The applicant claimed 15,000 euros (EUR) in respect of non-pecuniary damage. 117. The Government disputed the sum claimed as excessive. 118. The Court notes that it has found a violation of Article 6 § 1 of the Convention. It considers that the applicant must have suffered distress and anxiety which the finding of a violation of the Convention in this judgment does not suffice to remedy. Making its assessment on an equitable basis, the Court awards the applicant EUR 10,000 under this head. 119. The applicant also claimed EUR 2,063 for the costs and expenses incurred before the domestic courts and EUR 1,210 for those incurred before the Court. 120. The Government argued that the applicant’s claims as regards the legal costs incurred before the domestic courts could not be regarded as grounded and substantiated and should therefore be rejected. However, they considered that the legal costs incurred before the Court in the amount of EUR 1,210 had been reasonable and properly substantiated. 121. According to the Court’s case-law, an applicant is entitled to the reimbursement of costs and expenses only in so far as it has been shown that these were actually and necessarily incurred and are reasonable as to quantum. In the present case, regard being had to the documents in its possession and the above criteria, the Court considers it reasonable to award the sum of EUR 2,086 covering costs under all heads, plus any tax that may be chargeable to the applicant. 122. The Court considers it appropriate that the default interest rate should be based on the marginal lending rate of the European Central Bank, to which should be added three percentage points. FOR THESE REASONS, THE COURT
(a) that the respondent State is to pay the applicant, within three months from the date on which the judgment becomes final in accordance with Article 44 § 2 of the Convention, the following amounts:
(i) EUR 10,000 (ten thousand euros), plus any tax that may be chargeable, in respect of non-pecuniary damage;
(ii) EUR 2,086 (two thousand and eighty-six euros), plus any tax that may be chargeable to the applicant, in respect of costs and expenses;
(b) that from the expiry of the above-mentioned three months until settlement simple interest shall be payable on the above amounts at a rate equal to the marginal lending rate of the European Central Bank during the default period plus three percentage points;
Done in English, and notified in writing on 14 December 2021, pursuant to Rule 77 §§ 2 and 3 of the Rules of Court.

DATA FOR ANALYSIS:
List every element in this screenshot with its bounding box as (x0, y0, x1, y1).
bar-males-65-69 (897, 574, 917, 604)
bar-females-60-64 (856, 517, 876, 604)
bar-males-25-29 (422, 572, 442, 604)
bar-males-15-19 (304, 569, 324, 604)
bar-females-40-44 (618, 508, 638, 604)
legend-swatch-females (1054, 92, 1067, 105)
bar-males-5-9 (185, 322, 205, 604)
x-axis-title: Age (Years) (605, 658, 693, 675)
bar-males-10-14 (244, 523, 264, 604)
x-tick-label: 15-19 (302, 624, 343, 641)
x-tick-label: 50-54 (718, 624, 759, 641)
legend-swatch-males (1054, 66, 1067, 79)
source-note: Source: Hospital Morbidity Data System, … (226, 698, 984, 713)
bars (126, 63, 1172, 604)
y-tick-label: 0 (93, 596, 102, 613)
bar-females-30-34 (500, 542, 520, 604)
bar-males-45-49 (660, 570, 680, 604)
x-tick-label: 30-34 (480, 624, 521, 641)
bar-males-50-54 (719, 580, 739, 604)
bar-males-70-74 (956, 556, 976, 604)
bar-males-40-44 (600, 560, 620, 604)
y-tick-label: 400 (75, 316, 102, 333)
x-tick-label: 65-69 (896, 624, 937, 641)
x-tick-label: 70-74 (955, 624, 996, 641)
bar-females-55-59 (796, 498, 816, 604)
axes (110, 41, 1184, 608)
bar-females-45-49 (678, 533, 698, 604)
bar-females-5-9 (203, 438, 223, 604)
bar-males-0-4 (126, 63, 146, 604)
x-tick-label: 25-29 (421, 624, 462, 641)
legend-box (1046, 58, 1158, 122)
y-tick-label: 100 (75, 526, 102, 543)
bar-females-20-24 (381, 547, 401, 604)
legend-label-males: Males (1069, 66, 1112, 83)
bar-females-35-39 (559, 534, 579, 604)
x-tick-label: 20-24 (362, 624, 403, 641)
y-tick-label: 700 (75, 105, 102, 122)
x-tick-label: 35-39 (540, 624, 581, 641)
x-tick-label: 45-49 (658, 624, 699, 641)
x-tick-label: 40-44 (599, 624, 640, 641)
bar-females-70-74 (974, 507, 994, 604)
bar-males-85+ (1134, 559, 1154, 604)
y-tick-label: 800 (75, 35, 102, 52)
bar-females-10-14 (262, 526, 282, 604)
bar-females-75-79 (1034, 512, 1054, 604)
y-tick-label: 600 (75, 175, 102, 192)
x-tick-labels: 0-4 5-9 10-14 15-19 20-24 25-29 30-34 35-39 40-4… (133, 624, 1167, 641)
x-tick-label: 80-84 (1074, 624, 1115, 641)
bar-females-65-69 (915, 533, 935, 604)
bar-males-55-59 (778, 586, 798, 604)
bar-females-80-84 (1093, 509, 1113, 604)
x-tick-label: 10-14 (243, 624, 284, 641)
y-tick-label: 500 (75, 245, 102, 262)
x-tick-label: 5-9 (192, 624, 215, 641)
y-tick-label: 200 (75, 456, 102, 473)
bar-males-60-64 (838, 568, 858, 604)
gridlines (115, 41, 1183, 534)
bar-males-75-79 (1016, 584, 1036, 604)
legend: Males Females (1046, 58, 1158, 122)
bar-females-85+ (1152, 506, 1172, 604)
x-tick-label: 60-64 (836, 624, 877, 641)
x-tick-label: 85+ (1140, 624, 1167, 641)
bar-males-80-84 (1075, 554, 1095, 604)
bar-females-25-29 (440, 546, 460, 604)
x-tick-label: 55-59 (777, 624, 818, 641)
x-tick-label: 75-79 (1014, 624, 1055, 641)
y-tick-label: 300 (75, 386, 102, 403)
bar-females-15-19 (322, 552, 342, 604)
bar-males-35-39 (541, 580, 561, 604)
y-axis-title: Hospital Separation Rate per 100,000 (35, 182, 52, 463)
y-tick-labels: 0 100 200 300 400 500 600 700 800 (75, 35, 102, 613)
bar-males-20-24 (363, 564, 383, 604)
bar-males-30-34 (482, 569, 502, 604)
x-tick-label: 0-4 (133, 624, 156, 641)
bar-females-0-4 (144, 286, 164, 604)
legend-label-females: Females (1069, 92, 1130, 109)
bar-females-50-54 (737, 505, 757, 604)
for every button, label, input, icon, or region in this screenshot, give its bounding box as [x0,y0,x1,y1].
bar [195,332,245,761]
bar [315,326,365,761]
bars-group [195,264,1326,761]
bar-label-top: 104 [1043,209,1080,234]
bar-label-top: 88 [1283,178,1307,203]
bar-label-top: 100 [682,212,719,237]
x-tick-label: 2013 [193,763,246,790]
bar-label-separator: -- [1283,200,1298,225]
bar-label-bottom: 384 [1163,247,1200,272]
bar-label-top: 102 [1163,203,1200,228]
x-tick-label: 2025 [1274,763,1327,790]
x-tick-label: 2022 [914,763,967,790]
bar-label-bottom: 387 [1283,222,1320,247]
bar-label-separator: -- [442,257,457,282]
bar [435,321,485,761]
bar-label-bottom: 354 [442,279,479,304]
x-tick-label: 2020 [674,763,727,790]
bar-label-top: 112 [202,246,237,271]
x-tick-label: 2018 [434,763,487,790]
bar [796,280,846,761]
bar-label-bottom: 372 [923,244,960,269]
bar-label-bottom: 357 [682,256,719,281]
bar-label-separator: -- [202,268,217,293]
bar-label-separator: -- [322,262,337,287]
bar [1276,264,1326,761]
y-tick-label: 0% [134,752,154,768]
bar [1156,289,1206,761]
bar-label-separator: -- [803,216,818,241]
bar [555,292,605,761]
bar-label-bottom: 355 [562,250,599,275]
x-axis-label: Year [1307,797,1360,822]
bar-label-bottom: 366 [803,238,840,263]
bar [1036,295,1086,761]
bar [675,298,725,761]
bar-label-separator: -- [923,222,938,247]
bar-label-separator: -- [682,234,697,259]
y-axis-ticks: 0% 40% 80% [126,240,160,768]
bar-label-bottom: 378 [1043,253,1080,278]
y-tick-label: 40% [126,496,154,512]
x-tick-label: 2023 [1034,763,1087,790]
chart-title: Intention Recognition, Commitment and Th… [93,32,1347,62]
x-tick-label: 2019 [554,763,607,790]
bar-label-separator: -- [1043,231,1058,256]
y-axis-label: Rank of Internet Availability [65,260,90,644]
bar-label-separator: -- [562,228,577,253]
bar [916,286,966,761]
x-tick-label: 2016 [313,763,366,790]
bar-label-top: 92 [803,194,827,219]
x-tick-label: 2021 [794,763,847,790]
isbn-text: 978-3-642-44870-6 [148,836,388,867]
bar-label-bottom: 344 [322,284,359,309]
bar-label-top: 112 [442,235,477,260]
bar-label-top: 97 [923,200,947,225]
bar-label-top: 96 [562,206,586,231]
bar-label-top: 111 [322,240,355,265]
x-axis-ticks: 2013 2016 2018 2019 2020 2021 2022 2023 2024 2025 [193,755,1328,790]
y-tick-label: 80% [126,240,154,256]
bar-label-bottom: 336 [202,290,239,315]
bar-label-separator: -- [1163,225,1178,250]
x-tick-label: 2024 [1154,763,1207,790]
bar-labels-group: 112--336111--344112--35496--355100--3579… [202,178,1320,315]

REQUIRED ACTIONS:
a – In the court judgment above, how much does the Court award the applicant for non-pecuniary damage?
b – Resume the court judgment above from the point where it stops.

ANSWER SECTION:
a – EUR 10,000.

b –
{signature_p_2}
Stanley Naismith Jon Fridrik Kjølbro Registrar President

In accordance with Article 45 § 2 of the Convention and Rule 74 § 2 of the Rules of Court, the following separate opinions are annexed to this judgment:
(a) concurring opinion of Judge Kūris;
(b) partly dissenting opinion of Judges Kjølbro and Koskelo.
J.F.K.S.H.N. CONCURRING OPINION OF JUDGE KŪRIS
1.
This case is a borderline one. While I have no hesitations regarding the finding of a violation of Article 6 § 1 of the Convention, it was not without a certain uneasiness that I voted for the decision to declare the applicant’s Article 8 complaint inadmissible. The Court’s response to the applicant’s query could well have been instead that this complaint was admissible and, furthermore (but, of course, hypothetically), that there had been a violation of Article 8. Such an alternative turn would have been somewhat natural slightly more than three years ago. I
2.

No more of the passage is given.